**Stored data**:
>> start
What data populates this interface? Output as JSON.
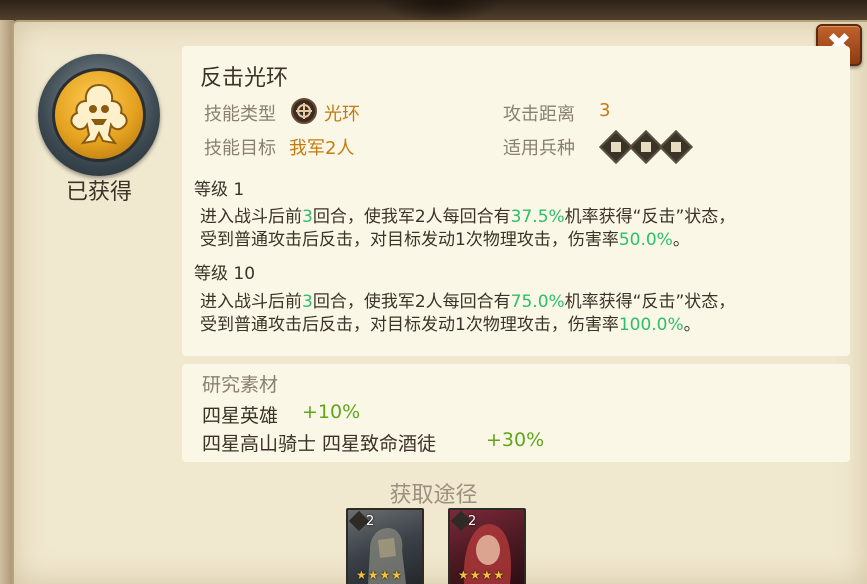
{
  "close_button": {
    "label": "✖",
    "icon": "close-icon"
  },
  "emblem": {
    "icon": "counterattack-skill-icon",
    "status": "已获得"
  },
  "skill": {
    "name": "反击光环",
    "type_label": "技能类型",
    "type_icon": "aura-type-icon",
    "type_value": "光环",
    "range_label": "攻击距离",
    "range_value": "3",
    "target_label": "技能目标",
    "target_value": "我军2人",
    "troop_label": "适用兵种",
    "troop_icons": [
      "sword-troop-icon",
      "horse-troop-icon",
      "bow-troop-icon"
    ]
  },
  "levels": [
    {
      "label": "等级 1",
      "parts": [
        "进入战斗后前",
        "3",
        "回合，使我军2人每回合有",
        "37.5%",
        "机率获得“反击”状态，",
        "受到普通攻击后反击，对目标发动1次物理攻击，伤害率",
        "50.0%",
        "。"
      ]
    },
    {
      "label": "等级 10",
      "parts": [
        "进入战斗后前",
        "3",
        "回合，使我军2人每回合有",
        "75.0%",
        "机率获得“反击”状态，",
        "受到普通攻击后反击，对目标发动1次物理攻击，伤害率",
        "100.0%",
        "。"
      ]
    }
  ],
  "research": {
    "title": "研究素材",
    "items": [
      {
        "name": "四星英雄",
        "bonus": "+10%"
      },
      {
        "name": "四星高山骑士 四星致命酒徒",
        "bonus": "+30%"
      }
    ]
  },
  "sources": {
    "title": "获取途径",
    "cards": [
      {
        "count": "2",
        "stars": "★★★★",
        "icon": "armored-knight-portrait"
      },
      {
        "count": "2",
        "stars": "★★★★",
        "icon": "red-hair-hero-portrait"
      }
    ]
  },
  "colors": {
    "panel": "#f0e8cf",
    "box": "#fbf7e7",
    "accent_orange": "#c47a12",
    "highlight_green": "#2cbf6a",
    "bonus_green": "#5fa51e",
    "close_button": "#b0552a"
  }
}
>> end
**Exercise description**: Copy the records above exactly. The pictures are not part of the copy.

**Solved problem**:
What data populates this interface? Output as JSON.
{
  "close_button": {
    "label": "✖",
    "icon": "close-icon"
  },
  "emblem": {
    "icon": "counterattack-skill-icon",
    "status": "已获得"
  },
  "skill": {
    "name": "反击光环",
    "type_label": "技能类型",
    "type_icon": "aura-type-icon",
    "type_value": "光环",
    "range_label": "攻击距离",
    "range_value": "3",
    "target_label": "技能目标",
    "target_value": "我军2人",
    "troop_label": "适用兵种",
    "troop_icons": [
      "sword-troop-icon",
      "horse-troop-icon",
      "bow-troop-icon"
    ]
  },
  "levels": [
    {
      "label": "等级 1",
      "parts": [
        "进入战斗后前",
        "3",
        "回合，使我军2人每回合有",
        "37.5%",
        "机率获得“反击”状态，",
        "受到普通攻击后反击，对目标发动1次物理攻击，伤害率",
        "50.0%",
        "。"
      ]
    },
    {
      "label": "等级 10",
      "parts": [
        "进入战斗后前",
        "3",
        "回合，使我军2人每回合有",
        "75.0%",
        "机率获得“反击”状态，",
        "受到普通攻击后反击，对目标发动1次物理攻击，伤害率",
        "100.0%",
        "。"
      ]
    }
  ],
  "research": {
    "title": "研究素材",
    "items": [
      {
        "name": "四星英雄",
        "bonus": "+10%"
      },
      {
        "name": "四星高山骑士 四星致命酒徒",
        "bonus": "+30%"
      }
    ]
  },
  "sources": {
    "title": "获取途径",
    "cards": [
      {
        "count": "2",
        "stars": "★★★★",
        "icon": "armored-knight-portrait"
      },
      {
        "count": "2",
        "stars": "★★★★",
        "icon": "red-hair-hero-portrait"
      }
    ]
  },
  "colors": {
    "panel": "#f0e8cf",
    "box": "#fbf7e7",
    "accent_orange": "#c47a12",
    "highlight_green": "#2cbf6a",
    "bonus_green": "#5fa51e",
    "close_button": "#b0552a"
  }
}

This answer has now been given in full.